* **SHORT PROBLEM**
Please return the full listing below without altering anything.

* **MATERIAL**
---*---
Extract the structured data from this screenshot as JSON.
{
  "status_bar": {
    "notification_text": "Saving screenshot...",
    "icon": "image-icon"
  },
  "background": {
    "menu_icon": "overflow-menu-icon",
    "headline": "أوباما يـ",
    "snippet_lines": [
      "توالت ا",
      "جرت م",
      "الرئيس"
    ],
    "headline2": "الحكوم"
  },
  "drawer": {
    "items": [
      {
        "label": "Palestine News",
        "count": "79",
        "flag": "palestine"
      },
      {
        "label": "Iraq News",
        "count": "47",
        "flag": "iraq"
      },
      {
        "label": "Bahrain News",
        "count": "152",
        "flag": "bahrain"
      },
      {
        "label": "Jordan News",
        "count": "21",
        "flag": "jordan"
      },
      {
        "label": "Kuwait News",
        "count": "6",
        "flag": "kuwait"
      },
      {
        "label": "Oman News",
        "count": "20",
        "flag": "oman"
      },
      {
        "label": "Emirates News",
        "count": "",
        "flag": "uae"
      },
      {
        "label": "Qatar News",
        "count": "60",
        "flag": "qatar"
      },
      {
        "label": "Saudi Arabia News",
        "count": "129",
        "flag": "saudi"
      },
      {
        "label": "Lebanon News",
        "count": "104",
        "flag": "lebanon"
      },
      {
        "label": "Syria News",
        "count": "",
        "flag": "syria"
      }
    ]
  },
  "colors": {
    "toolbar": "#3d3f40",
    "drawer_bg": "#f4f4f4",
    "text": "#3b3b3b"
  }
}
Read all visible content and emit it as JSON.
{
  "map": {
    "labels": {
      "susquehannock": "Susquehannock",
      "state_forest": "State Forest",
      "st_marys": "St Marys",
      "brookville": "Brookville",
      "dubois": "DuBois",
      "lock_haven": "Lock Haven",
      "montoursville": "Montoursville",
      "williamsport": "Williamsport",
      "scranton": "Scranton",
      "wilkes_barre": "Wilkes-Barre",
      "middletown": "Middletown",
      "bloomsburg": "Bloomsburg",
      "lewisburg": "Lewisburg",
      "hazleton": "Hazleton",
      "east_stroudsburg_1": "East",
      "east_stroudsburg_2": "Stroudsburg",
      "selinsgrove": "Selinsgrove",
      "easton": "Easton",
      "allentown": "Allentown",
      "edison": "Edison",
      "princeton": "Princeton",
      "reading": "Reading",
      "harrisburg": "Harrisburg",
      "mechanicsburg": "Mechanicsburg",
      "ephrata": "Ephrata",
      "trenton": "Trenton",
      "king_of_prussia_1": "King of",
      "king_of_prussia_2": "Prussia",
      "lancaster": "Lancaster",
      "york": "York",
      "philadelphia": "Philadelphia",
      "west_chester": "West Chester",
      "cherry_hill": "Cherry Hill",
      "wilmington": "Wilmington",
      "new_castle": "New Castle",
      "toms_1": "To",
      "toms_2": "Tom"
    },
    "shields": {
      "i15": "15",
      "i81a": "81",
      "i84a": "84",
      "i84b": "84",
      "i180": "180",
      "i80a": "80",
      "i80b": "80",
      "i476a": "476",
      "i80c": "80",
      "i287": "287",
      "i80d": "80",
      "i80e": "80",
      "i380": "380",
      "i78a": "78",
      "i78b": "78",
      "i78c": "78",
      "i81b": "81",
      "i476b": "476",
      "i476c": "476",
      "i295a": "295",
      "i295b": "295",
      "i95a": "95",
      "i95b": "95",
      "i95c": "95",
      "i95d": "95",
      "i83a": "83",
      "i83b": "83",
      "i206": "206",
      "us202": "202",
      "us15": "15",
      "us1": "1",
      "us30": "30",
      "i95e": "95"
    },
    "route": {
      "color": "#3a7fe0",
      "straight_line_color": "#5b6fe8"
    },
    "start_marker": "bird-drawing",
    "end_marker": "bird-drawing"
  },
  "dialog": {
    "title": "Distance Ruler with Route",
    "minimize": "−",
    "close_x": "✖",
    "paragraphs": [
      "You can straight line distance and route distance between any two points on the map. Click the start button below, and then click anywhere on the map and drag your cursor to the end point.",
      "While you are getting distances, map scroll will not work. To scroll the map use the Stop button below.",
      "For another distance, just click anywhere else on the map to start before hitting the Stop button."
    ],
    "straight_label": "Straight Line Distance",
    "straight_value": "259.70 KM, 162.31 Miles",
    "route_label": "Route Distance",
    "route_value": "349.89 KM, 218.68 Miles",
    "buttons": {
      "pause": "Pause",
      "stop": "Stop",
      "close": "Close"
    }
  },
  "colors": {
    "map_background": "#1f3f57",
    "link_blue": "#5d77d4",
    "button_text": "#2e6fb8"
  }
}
---*---
* **SOLUTION**
Extract the structured data from this screenshot as JSON.
{
  "status_bar": {
    "notification_text": "Saving screenshot...",
    "icon": "image-icon"
  },
  "background": {
    "menu_icon": "overflow-menu-icon",
    "headline": "أوباما يـ",
    "snippet_lines": [
      "توالت ا",
      "جرت م",
      "الرئيس"
    ],
    "headline2": "الحكوم"
  },
  "drawer": {
    "items": [
      {
        "label": "Palestine News",
        "count": "79",
        "flag": "palestine"
      },
      {
        "label": "Iraq News",
        "count": "47",
        "flag": "iraq"
      },
      {
        "label": "Bahrain News",
        "count": "152",
        "flag": "bahrain"
      },
      {
        "label": "Jordan News",
        "count": "21",
        "flag": "jordan"
      },
      {
        "label": "Kuwait News",
        "count": "6",
        "flag": "kuwait"
      },
      {
        "label": "Oman News",
        "count": "20",
        "flag": "oman"
      },
      {
        "label": "Emirates News",
        "count": "",
        "flag": "uae"
      },
      {
        "label": "Qatar News",
        "count": "60",
        "flag": "qatar"
      },
      {
        "label": "Saudi Arabia News",
        "count": "129",
        "flag": "saudi"
      },
      {
        "label": "Lebanon News",
        "count": "104",
        "flag": "lebanon"
      },
      {
        "label": "Syria News",
        "count": "",
        "flag": "syria"
      }
    ]
  },
  "colors": {
    "toolbar": "#3d3f40",
    "drawer_bg": "#f4f4f4",
    "text": "#3b3b3b"
  }
}
Read all visible content and emit it as JSON.
{
  "map": {
    "labels": {
      "susquehannock": "Susquehannock",
      "state_forest": "State Forest",
      "st_marys": "St Marys",
      "brookville": "Brookville",
      "dubois": "DuBois",
      "lock_haven": "Lock Haven",
      "montoursville": "Montoursville",
      "williamsport": "Williamsport",
      "scranton": "Scranton",
      "wilkes_barre": "Wilkes-Barre",
      "middletown": "Middletown",
      "bloomsburg": "Bloomsburg",
      "lewisburg": "Lewisburg",
      "hazleton": "Hazleton",
      "east_stroudsburg_1": "East",
      "east_stroudsburg_2": "Stroudsburg",
      "selinsgrove": "Selinsgrove",
      "easton": "Easton",
      "allentown": "Allentown",
      "edison": "Edison",
      "princeton": "Princeton",
      "reading": "Reading",
      "harrisburg": "Harrisburg",
      "mechanicsburg": "Mechanicsburg",
      "ephrata": "Ephrata",
      "trenton": "Trenton",
      "king_of_prussia_1": "King of",
      "king_of_prussia_2": "Prussia",
      "lancaster": "Lancaster",
      "york": "York",
      "philadelphia": "Philadelphia",
      "west_chester": "West Chester",
      "cherry_hill": "Cherry Hill",
      "wilmington": "Wilmington",
      "new_castle": "New Castle",
      "toms_1": "To",
      "toms_2": "Tom"
    },
    "shields": {
      "i15": "15",
      "i81a": "81",
      "i84a": "84",
      "i84b": "84",
      "i180": "180",
      "i80a": "80",
      "i80b": "80",
      "i476a": "476",
      "i80c": "80",
      "i287": "287",
      "i80d": "80",
      "i80e": "80",
      "i380": "380",
      "i78a": "78",
      "i78b": "78",
      "i78c": "78",
      "i81b": "81",
      "i476b": "476",
      "i476c": "476",
      "i295a": "295",
      "i295b": "295",
      "i95a": "95",
      "i95b": "95",
      "i95c": "95",
      "i95d": "95",
      "i83a": "83",
      "i83b": "83",
      "i206": "206",
      "us202": "202",
      "us15": "15",
      "us1": "1",
      "us30": "30",
      "i95e": "95"
    },
    "route": {
      "color": "#3a7fe0",
      "straight_line_color": "#5b6fe8"
    },
    "start_marker": "bird-drawing",
    "end_marker": "bird-drawing"
  },
  "dialog": {
    "title": "Distance Ruler with Route",
    "minimize": "−",
    "close_x": "✖",
    "paragraphs": [
      "You can straight line distance and route distance between any two points on the map. Click the start button below, and then click anywhere on the map and drag your cursor to the end point.",
      "While you are getting distances, map scroll will not work. To scroll the map use the Stop button below.",
      "For another distance, just click anywhere else on the map to start before hitting the Stop button."
    ],
    "straight_label": "Straight Line Distance",
    "straight_value": "259.70 KM, 162.31 Miles",
    "route_label": "Route Distance",
    "route_value": "349.89 KM, 218.68 Miles",
    "buttons": {
      "pause": "Pause",
      "stop": "Stop",
      "close": "Close"
    }
  },
  "colors": {
    "map_background": "#1f3f57",
    "link_blue": "#5d77d4",
    "button_text": "#2e6fb8"
  }
}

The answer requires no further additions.